(Extracted data entries)
◆ ◆ ◆ ◆ ◆

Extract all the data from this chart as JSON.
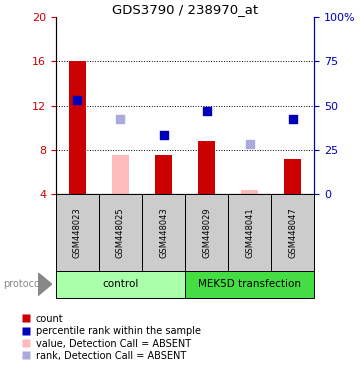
{
  "title": "GDS3790 / 238970_at",
  "samples": [
    "GSM448023",
    "GSM448025",
    "GSM448043",
    "GSM448029",
    "GSM448041",
    "GSM448047"
  ],
  "groups": [
    {
      "label": "control",
      "indices": [
        0,
        1,
        2
      ],
      "color": "#aaffaa"
    },
    {
      "label": "MEK5D transfection",
      "indices": [
        3,
        4,
        5
      ],
      "color": "#44dd44"
    }
  ],
  "left_ylim": [
    4,
    20
  ],
  "right_ylim": [
    0,
    100
  ],
  "left_yticks": [
    4,
    8,
    12,
    16,
    20
  ],
  "right_yticks": [
    0,
    25,
    50,
    75,
    100
  ],
  "right_yticklabels": [
    "0",
    "25",
    "50",
    "75",
    "100%"
  ],
  "dotted_lines": [
    8,
    12,
    16
  ],
  "bar_bottom": 4,
  "bars": [
    {
      "x": 0,
      "value": 16.0,
      "type": "count",
      "color": "#cc0000"
    },
    {
      "x": 1,
      "value": 7.5,
      "type": "absent_value",
      "color": "#ffbbbb"
    },
    {
      "x": 2,
      "value": 7.5,
      "type": "count",
      "color": "#cc0000"
    },
    {
      "x": 3,
      "value": 8.8,
      "type": "count",
      "color": "#cc0000"
    },
    {
      "x": 4,
      "value": 4.35,
      "type": "absent_value",
      "color": "#ffbbbb"
    },
    {
      "x": 5,
      "value": 7.2,
      "type": "count",
      "color": "#cc0000"
    }
  ],
  "squares": [
    {
      "x": 0,
      "value": 12.5,
      "type": "percentile",
      "color": "#0000bb"
    },
    {
      "x": 1,
      "value": 10.8,
      "type": "absent_rank",
      "color": "#aaaadd"
    },
    {
      "x": 2,
      "value": 9.3,
      "type": "percentile",
      "color": "#0000bb"
    },
    {
      "x": 3,
      "value": 11.5,
      "type": "percentile",
      "color": "#0000bb"
    },
    {
      "x": 4,
      "value": 8.5,
      "type": "absent_rank",
      "color": "#aaaadd"
    },
    {
      "x": 5,
      "value": 10.8,
      "type": "percentile",
      "color": "#0000bb"
    }
  ],
  "legend_items": [
    {
      "color": "#cc0000",
      "label": "count"
    },
    {
      "color": "#0000bb",
      "label": "percentile rank within the sample"
    },
    {
      "color": "#ffbbbb",
      "label": "value, Detection Call = ABSENT"
    },
    {
      "color": "#aaaadd",
      "label": "rank, Detection Call = ABSENT"
    }
  ],
  "protocol_label": "protocol",
  "left_axis_color": "#cc0000",
  "right_axis_color": "#0000bb",
  "sample_box_color": "#cccccc",
  "figsize": [
    3.61,
    3.84
  ],
  "dpi": 100
}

◆ ◆ ◆ ◆ ◆

**Objective:** Copy out every line of the material above that mentions the word "Detection".

**Correct result:**
      "label": "value, Detection Call = ABSENT"
      "label": "rank, Detection Call = ABSENT"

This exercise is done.